-- Start of Records supplied --
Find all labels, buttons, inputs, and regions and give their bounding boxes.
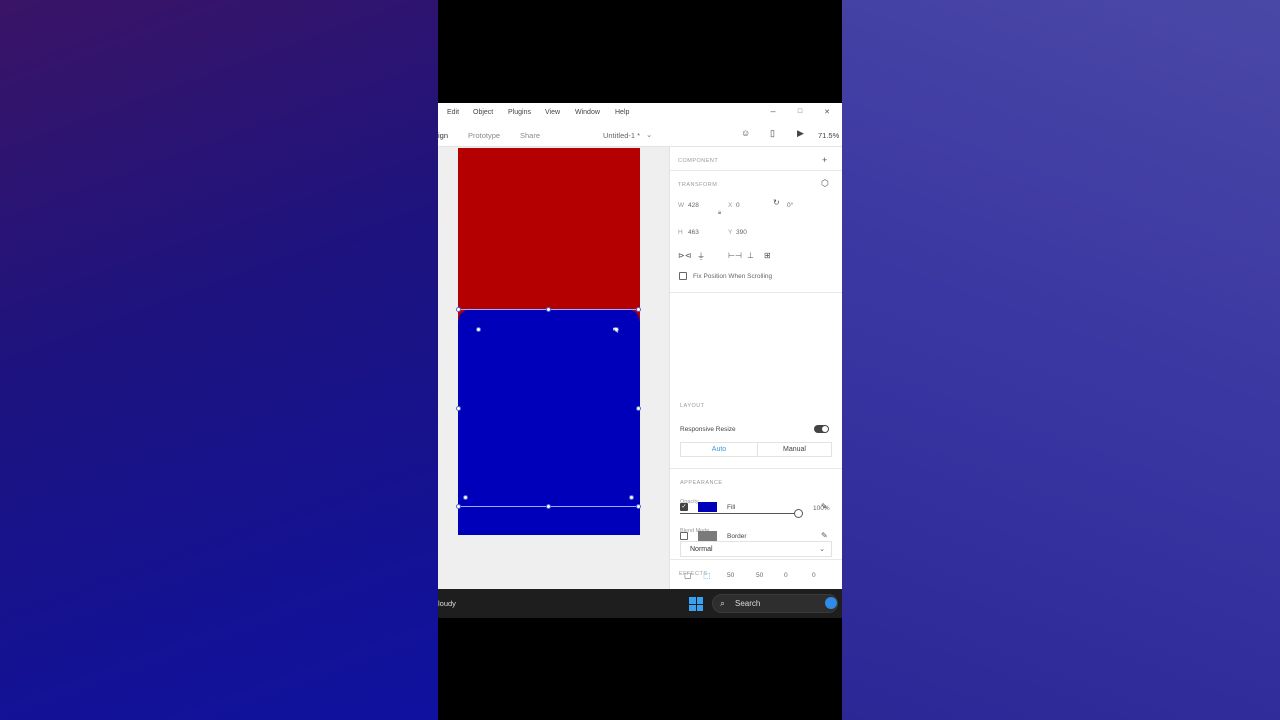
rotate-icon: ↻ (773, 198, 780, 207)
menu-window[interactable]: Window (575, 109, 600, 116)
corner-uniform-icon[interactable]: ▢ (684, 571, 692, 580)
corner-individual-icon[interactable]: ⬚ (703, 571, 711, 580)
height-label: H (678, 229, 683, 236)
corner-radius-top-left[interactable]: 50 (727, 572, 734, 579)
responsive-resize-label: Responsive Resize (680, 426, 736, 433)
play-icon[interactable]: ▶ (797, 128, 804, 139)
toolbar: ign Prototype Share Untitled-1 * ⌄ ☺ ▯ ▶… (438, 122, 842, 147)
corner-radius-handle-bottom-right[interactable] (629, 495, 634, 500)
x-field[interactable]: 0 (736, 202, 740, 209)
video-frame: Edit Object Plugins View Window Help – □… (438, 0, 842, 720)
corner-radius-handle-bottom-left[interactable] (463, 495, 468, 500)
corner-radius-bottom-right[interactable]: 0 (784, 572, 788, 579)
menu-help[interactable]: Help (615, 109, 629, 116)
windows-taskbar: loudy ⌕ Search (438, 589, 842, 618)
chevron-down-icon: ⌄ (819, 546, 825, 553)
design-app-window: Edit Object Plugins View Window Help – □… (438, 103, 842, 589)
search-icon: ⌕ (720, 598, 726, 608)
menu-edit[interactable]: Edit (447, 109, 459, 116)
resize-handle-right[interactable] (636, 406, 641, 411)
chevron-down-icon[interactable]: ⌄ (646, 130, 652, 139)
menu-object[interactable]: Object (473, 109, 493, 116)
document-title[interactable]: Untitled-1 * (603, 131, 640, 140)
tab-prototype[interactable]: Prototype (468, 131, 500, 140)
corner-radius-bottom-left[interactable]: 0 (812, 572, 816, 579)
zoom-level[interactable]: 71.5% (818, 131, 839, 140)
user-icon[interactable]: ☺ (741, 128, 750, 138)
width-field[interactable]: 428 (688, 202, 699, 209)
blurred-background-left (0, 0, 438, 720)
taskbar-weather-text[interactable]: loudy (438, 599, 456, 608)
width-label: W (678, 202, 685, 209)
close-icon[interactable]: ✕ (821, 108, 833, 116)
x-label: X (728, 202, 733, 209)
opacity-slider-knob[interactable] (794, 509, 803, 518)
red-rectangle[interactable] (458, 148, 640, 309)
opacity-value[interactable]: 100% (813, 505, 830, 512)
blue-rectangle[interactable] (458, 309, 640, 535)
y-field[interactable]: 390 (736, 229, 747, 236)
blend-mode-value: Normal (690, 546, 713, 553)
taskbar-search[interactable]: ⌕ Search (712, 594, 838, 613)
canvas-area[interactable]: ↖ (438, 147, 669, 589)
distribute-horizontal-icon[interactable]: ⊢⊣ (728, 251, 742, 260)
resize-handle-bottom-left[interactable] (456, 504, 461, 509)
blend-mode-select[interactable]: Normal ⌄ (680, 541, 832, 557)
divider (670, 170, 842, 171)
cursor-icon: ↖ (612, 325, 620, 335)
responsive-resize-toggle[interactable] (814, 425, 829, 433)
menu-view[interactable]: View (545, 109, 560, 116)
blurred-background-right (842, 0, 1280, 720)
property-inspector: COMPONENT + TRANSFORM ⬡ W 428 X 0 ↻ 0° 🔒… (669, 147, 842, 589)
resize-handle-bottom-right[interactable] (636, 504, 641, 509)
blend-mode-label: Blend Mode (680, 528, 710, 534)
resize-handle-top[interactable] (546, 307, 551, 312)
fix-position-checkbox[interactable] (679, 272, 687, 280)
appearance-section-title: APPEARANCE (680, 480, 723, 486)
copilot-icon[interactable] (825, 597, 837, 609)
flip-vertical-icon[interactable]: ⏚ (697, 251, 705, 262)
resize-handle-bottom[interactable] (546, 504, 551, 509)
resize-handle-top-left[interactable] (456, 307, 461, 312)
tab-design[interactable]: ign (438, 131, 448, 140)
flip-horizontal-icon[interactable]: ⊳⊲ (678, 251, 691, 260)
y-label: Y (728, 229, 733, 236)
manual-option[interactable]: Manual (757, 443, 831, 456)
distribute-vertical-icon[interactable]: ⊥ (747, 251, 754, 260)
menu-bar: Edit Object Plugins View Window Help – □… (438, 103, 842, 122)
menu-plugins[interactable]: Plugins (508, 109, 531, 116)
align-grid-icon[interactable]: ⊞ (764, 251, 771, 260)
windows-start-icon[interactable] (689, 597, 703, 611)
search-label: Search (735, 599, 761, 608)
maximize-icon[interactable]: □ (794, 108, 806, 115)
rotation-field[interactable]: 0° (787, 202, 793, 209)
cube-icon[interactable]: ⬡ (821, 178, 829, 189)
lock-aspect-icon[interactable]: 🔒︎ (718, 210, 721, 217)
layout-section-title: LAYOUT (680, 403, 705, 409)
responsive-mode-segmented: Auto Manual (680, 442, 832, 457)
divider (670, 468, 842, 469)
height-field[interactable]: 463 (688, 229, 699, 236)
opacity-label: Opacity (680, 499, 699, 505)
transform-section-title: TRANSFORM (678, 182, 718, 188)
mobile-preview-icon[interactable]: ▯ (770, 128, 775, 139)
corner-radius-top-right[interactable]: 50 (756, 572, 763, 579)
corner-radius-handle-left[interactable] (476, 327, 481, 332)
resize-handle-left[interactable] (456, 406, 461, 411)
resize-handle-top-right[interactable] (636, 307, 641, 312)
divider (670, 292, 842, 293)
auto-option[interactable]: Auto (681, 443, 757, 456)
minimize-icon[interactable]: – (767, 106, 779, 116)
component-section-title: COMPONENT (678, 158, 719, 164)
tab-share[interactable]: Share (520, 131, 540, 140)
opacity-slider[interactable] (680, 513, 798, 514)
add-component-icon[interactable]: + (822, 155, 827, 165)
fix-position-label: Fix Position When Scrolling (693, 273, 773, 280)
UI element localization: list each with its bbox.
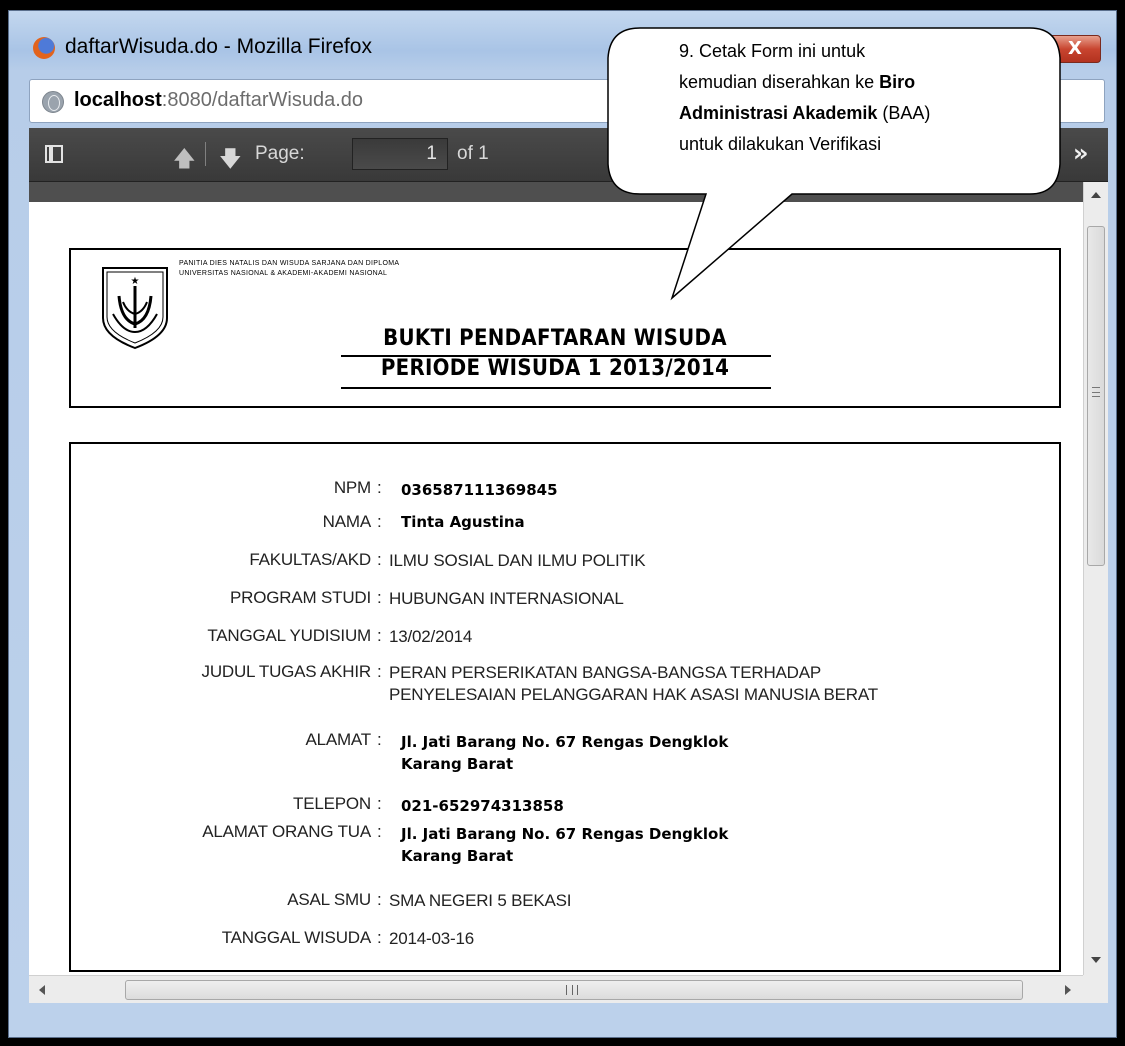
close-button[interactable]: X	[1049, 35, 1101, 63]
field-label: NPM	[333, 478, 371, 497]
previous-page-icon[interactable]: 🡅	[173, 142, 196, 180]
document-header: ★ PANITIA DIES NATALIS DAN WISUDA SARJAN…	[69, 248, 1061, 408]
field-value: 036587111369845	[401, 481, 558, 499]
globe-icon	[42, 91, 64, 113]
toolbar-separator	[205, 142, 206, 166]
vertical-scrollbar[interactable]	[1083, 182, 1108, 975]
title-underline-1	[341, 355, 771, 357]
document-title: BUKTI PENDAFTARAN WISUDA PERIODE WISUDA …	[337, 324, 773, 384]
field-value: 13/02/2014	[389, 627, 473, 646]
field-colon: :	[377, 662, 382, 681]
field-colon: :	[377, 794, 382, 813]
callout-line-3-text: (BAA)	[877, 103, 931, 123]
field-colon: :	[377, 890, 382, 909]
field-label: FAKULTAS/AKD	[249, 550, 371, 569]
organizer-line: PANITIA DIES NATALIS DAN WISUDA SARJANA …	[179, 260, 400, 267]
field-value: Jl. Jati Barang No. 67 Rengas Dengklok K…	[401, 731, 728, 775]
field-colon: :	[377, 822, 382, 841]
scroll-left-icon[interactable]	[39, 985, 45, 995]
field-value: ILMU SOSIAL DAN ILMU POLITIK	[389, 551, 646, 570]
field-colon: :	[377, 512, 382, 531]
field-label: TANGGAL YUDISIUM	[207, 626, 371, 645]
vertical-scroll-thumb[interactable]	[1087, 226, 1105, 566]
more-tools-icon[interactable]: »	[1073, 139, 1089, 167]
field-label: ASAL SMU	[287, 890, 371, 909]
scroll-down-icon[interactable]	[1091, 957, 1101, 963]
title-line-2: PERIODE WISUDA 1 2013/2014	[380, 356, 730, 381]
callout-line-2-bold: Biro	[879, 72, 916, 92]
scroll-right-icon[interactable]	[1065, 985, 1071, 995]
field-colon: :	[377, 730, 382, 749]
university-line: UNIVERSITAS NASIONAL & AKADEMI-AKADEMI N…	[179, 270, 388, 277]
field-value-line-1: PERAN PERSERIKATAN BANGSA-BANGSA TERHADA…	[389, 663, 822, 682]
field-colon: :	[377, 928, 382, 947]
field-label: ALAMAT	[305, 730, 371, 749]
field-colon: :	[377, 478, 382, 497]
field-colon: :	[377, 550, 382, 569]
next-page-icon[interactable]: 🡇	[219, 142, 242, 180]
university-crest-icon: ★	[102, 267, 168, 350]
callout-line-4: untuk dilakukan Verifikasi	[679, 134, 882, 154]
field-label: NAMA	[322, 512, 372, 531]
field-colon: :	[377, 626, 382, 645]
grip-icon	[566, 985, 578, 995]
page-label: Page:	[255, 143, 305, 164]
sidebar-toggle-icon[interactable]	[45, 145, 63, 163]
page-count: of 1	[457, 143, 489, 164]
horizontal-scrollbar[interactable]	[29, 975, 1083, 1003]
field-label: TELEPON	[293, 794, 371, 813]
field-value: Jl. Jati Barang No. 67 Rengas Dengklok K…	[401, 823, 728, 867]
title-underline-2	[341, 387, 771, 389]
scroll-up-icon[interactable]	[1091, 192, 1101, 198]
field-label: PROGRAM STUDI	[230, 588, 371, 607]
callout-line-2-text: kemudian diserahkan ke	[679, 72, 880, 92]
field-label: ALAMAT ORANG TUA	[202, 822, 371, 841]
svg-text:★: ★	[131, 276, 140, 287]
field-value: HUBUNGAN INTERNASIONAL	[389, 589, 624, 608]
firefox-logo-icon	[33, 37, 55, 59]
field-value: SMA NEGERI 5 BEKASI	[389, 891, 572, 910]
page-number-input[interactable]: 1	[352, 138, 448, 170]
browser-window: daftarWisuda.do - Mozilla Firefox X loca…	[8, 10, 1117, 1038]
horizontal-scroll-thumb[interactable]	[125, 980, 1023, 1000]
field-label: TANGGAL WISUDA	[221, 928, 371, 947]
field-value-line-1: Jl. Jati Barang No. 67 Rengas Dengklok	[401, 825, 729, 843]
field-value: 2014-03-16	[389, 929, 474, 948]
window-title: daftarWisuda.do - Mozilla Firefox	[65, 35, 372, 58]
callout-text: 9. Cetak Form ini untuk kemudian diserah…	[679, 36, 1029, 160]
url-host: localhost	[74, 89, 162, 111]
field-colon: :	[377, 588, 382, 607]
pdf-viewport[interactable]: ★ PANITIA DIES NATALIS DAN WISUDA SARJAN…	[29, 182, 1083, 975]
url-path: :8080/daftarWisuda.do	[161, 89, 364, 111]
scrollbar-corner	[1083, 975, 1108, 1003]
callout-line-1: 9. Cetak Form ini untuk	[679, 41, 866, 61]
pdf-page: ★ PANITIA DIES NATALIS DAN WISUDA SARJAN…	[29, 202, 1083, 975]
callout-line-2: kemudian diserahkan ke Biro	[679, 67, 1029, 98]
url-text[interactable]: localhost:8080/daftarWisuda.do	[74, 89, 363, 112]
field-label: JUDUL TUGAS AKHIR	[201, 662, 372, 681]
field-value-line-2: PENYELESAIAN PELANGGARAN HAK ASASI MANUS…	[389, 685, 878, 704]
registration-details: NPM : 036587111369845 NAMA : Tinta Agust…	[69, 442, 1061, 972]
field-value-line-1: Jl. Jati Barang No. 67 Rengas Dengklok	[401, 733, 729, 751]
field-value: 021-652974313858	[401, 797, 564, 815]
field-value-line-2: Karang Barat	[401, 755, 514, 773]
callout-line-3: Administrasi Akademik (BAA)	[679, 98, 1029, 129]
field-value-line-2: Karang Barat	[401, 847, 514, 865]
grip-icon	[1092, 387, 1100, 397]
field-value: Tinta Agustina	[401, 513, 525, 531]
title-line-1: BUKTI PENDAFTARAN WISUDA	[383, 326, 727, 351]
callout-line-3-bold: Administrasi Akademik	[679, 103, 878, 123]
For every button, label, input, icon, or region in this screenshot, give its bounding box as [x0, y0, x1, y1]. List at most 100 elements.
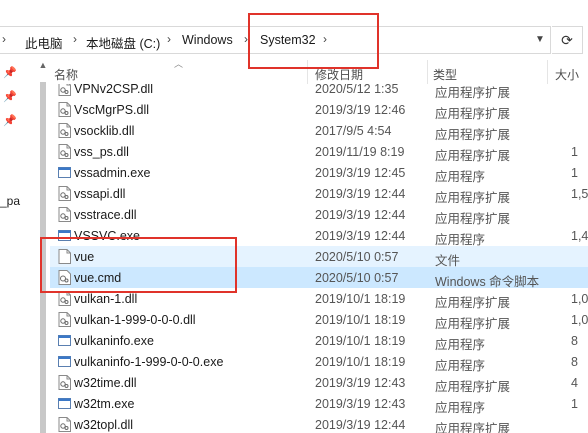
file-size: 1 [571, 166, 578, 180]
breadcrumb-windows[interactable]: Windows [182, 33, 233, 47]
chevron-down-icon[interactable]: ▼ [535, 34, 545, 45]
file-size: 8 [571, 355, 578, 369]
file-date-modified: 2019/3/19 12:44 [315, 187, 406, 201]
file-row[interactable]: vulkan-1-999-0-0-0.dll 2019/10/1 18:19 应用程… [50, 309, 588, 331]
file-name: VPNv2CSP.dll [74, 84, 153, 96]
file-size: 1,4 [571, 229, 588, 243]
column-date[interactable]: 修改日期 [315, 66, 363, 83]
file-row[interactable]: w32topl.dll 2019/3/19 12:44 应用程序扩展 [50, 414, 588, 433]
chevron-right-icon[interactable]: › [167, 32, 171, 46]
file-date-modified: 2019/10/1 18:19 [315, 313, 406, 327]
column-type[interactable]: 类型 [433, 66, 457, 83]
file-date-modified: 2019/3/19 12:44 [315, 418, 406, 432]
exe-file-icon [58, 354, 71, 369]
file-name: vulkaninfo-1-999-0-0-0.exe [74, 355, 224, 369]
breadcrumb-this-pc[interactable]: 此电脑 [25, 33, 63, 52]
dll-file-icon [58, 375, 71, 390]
-- End of Records supplied --
_Prompt:_
Copy out the lines verbatim, from the line with "file-size: 1 [571, 166, 578, 180]" up to and including the line with "file-date-modified: 2019/10/1 18:19".

_Reply:_
file-size: 1 [571, 166, 578, 180]
breadcrumb-windows[interactable]: Windows [182, 33, 233, 47]
chevron-down-icon[interactable]: ▼ [535, 34, 545, 45]
file-size: 8 [571, 355, 578, 369]
file-date-modified: 2019/3/19 12:44 [315, 187, 406, 201]
file-row[interactable]: vulkan-1-999-0-0-0.dll 2019/10/1 18:19 应用程… [50, 309, 588, 331]
file-name: VPNv2CSP.dll [74, 84, 153, 96]
file-size: 1,4 [571, 229, 588, 243]
column-date[interactable]: 修改日期 [315, 66, 363, 83]
file-row[interactable]: w32topl.dll 2019/3/19 12:44 应用程序扩展 [50, 414, 588, 433]
chevron-right-icon[interactable]: › [167, 32, 171, 46]
file-date-modified: 2019/10/1 18:19 [315, 313, 406, 327]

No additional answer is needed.